**AIM OF THE TASK:** Retype every line of the items below without changing a single character.

▶

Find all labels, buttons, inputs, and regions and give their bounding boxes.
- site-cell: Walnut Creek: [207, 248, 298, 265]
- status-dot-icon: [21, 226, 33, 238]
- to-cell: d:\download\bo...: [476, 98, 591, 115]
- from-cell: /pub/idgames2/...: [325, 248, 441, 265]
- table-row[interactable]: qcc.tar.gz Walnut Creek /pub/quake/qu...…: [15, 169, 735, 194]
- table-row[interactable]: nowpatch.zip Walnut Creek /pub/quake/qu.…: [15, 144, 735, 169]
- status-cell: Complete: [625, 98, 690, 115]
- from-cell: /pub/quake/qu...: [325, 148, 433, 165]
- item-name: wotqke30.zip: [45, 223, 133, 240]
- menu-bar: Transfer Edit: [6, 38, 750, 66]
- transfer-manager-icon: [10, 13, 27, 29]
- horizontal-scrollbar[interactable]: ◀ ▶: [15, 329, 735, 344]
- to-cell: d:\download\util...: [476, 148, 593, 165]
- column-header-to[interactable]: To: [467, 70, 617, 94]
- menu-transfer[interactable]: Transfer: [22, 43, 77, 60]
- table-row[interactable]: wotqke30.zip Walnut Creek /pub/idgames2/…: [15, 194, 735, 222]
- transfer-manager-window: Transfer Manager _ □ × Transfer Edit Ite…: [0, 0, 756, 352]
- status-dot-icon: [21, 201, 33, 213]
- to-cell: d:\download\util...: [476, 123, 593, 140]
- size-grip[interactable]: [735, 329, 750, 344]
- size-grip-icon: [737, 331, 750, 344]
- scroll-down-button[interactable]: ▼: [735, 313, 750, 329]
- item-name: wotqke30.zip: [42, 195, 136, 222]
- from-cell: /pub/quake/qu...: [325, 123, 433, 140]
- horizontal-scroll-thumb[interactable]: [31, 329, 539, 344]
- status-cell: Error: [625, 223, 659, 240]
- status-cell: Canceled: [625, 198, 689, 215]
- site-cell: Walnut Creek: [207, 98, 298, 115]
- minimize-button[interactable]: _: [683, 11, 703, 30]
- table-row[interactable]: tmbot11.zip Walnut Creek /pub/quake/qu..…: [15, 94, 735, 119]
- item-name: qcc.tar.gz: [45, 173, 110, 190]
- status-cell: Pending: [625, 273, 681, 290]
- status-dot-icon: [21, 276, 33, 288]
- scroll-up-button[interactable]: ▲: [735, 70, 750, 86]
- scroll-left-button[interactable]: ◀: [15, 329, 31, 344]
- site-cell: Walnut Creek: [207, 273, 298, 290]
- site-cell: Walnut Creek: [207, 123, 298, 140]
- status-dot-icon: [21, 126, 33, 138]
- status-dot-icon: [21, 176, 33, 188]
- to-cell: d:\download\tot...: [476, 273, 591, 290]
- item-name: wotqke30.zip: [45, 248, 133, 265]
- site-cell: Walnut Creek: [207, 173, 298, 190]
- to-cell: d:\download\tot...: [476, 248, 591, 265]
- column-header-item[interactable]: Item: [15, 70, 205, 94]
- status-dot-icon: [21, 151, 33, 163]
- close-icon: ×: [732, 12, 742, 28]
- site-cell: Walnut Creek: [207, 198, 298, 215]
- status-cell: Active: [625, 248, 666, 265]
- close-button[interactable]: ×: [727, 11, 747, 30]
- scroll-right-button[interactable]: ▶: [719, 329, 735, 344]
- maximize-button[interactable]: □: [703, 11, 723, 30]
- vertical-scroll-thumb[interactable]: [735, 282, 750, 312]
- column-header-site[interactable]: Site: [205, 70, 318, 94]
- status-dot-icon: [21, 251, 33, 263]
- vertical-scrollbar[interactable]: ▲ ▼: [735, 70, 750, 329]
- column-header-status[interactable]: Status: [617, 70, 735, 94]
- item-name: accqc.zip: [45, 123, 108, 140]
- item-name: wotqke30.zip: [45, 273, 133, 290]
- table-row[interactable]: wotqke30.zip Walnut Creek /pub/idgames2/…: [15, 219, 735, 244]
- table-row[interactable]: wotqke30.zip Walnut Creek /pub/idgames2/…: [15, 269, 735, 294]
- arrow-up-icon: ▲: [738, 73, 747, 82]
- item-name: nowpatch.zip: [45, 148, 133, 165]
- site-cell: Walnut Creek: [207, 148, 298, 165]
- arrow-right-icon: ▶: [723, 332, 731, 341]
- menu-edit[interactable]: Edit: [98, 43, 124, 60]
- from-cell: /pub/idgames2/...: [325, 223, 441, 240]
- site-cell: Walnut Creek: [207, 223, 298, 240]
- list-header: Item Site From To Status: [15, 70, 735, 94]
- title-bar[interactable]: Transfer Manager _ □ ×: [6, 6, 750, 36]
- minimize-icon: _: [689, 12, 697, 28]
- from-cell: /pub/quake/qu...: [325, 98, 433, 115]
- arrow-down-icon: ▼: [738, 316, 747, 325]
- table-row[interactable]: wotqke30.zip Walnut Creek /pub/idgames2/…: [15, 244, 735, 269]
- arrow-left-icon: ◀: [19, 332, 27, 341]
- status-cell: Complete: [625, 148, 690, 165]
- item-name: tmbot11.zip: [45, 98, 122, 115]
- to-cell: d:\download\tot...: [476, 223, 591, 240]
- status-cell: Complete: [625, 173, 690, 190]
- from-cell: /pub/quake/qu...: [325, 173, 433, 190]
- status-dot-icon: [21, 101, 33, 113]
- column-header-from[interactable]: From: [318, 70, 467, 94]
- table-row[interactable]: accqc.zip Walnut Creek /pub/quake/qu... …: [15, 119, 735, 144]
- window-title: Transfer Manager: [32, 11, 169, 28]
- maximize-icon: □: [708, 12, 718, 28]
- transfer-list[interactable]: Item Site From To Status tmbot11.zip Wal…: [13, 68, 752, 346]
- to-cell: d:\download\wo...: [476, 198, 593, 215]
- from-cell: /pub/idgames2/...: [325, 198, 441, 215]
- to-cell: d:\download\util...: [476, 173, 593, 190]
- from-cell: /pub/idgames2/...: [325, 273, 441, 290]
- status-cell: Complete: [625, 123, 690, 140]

◀

**CORRECT ANSWER:**
Find all labels, buttons, inputs, and regions and give their bounding boxes.
- site-cell: Walnut Creek: [207, 248, 298, 265]
- status-dot-icon: [21, 226, 33, 238]
- to-cell: d:\download\bo...: [476, 98, 591, 115]
- from-cell: /pub/idgames2/...: [325, 248, 441, 265]
- table-row[interactable]: qcc.tar.gz Walnut Creek /pub/quake/qu...…: [15, 169, 735, 194]
- table-row[interactable]: nowpatch.zip Walnut Creek /pub/quake/qu.…: [15, 144, 735, 169]
- status-cell: Complete: [625, 98, 690, 115]
- from-cell: /pub/quake/qu...: [325, 148, 433, 165]
- item-name: wotqke30.zip: [45, 223, 133, 240]
- menu-bar: Transfer Edit: [6, 38, 750, 66]
- transfer-manager-icon: [10, 13, 27, 29]
- horizontal-scrollbar[interactable]: ◀ ▶: [15, 329, 735, 344]
- to-cell: d:\download\util...: [476, 148, 593, 165]
- column-header-to[interactable]: To: [467, 70, 617, 94]
- menu-transfer[interactable]: Transfer: [22, 43, 77, 60]
- table-row[interactable]: wotqke30.zip Walnut Creek /pub/idgames2/…: [15, 194, 735, 222]
- transfer-manager-window: Transfer Manager _ □ × Transfer Edit Ite…: [0, 0, 756, 352]
- status-dot-icon: [21, 201, 33, 213]
- to-cell: d:\download\util...: [476, 123, 593, 140]
- size-grip[interactable]: [735, 329, 750, 344]
- size-grip-icon: [737, 331, 750, 344]
- scroll-down-button[interactable]: ▼: [735, 313, 750, 329]
- item-name: wotqke30.zip: [42, 195, 136, 222]
- from-cell: /pub/quake/qu...: [325, 123, 433, 140]
- horizontal-scroll-thumb[interactable]: [31, 329, 539, 344]
- status-cell: Error: [625, 223, 659, 240]
- status-cell: Canceled: [625, 198, 689, 215]
- site-cell: Walnut Creek: [207, 98, 298, 115]
- minimize-button[interactable]: _: [683, 11, 703, 30]
- table-row[interactable]: tmbot11.zip Walnut Creek /pub/quake/qu..…: [15, 94, 735, 119]
- item-name: qcc.tar.gz: [45, 173, 110, 190]
- status-cell: Pending: [625, 273, 681, 290]
- status-dot-icon: [21, 276, 33, 288]
- scroll-up-button[interactable]: ▲: [735, 70, 750, 86]
- scroll-left-button[interactable]: ◀: [15, 329, 31, 344]
- site-cell: Walnut Creek: [207, 273, 298, 290]
- site-cell: Walnut Creek: [207, 123, 298, 140]
- status-dot-icon: [21, 126, 33, 138]
- status-dot-icon: [21, 176, 33, 188]
- to-cell: d:\download\tot...: [476, 273, 591, 290]
- item-name: wotqke30.zip: [45, 248, 133, 265]
- site-cell: Walnut Creek: [207, 173, 298, 190]
- to-cell: d:\download\tot...: [476, 248, 591, 265]
- column-header-item[interactable]: Item: [15, 70, 205, 94]
- status-dot-icon: [21, 151, 33, 163]
- close-icon: ×: [732, 12, 742, 28]
- site-cell: Walnut Creek: [207, 198, 298, 215]
- status-cell: Active: [625, 248, 666, 265]
- close-button[interactable]: ×: [727, 11, 747, 30]
- scroll-right-button[interactable]: ▶: [719, 329, 735, 344]
- maximize-button[interactable]: □: [703, 11, 723, 30]
- vertical-scroll-thumb[interactable]: [735, 282, 750, 312]
- column-header-site[interactable]: Site: [205, 70, 318, 94]
- status-dot-icon: [21, 251, 33, 263]
- vertical-scrollbar[interactable]: ▲ ▼: [735, 70, 750, 329]
- column-header-status[interactable]: Status: [617, 70, 735, 94]
- item-name: accqc.zip: [45, 123, 108, 140]
- item-name: wotqke30.zip: [45, 273, 133, 290]
- table-row[interactable]: wotqke30.zip Walnut Creek /pub/idgames2/…: [15, 219, 735, 244]
- table-row[interactable]: wotqke30.zip Walnut Creek /pub/idgames2/…: [15, 269, 735, 294]
- arrow-up-icon: ▲: [738, 73, 747, 82]
- item-name: nowpatch.zip: [45, 148, 133, 165]
- site-cell: Walnut Creek: [207, 148, 298, 165]
- arrow-right-icon: ▶: [723, 332, 731, 341]
- menu-edit[interactable]: Edit: [98, 43, 124, 60]
- from-cell: /pub/idgames2/...: [325, 223, 441, 240]
- site-cell: Walnut Creek: [207, 223, 298, 240]
- list-header: Item Site From To Status: [15, 70, 735, 94]
- title-bar[interactable]: Transfer Manager _ □ ×: [6, 6, 750, 36]
- minimize-icon: _: [689, 12, 697, 28]
- from-cell: /pub/quake/qu...: [325, 98, 433, 115]
- arrow-down-icon: ▼: [738, 316, 747, 325]
- table-row[interactable]: wotqke30.zip Walnut Creek /pub/idgames2/…: [15, 244, 735, 269]
- arrow-left-icon: ◀: [19, 332, 27, 341]
- status-cell: Complete: [625, 148, 690, 165]
- item-name: tmbot11.zip: [45, 98, 122, 115]
- to-cell: d:\download\tot...: [476, 223, 591, 240]
- status-cell: Complete: [625, 173, 690, 190]
- from-cell: /pub/quake/qu...: [325, 173, 433, 190]
- status-dot-icon: [21, 101, 33, 113]
- column-header-from[interactable]: From: [318, 70, 467, 94]
- table-row[interactable]: accqc.zip Walnut Creek /pub/quake/qu... …: [15, 119, 735, 144]
- window-title: Transfer Manager: [32, 11, 169, 28]
- maximize-icon: □: [708, 12, 718, 28]
- transfer-list[interactable]: Item Site From To Status tmbot11.zip Wal…: [13, 68, 752, 346]
- to-cell: d:\download\wo...: [476, 198, 593, 215]
- from-cell: /pub/idgames2/...: [325, 198, 441, 215]
- to-cell: d:\download\util...: [476, 173, 593, 190]
- from-cell: /pub/idgames2/...: [325, 273, 441, 290]
- status-cell: Complete: [625, 123, 690, 140]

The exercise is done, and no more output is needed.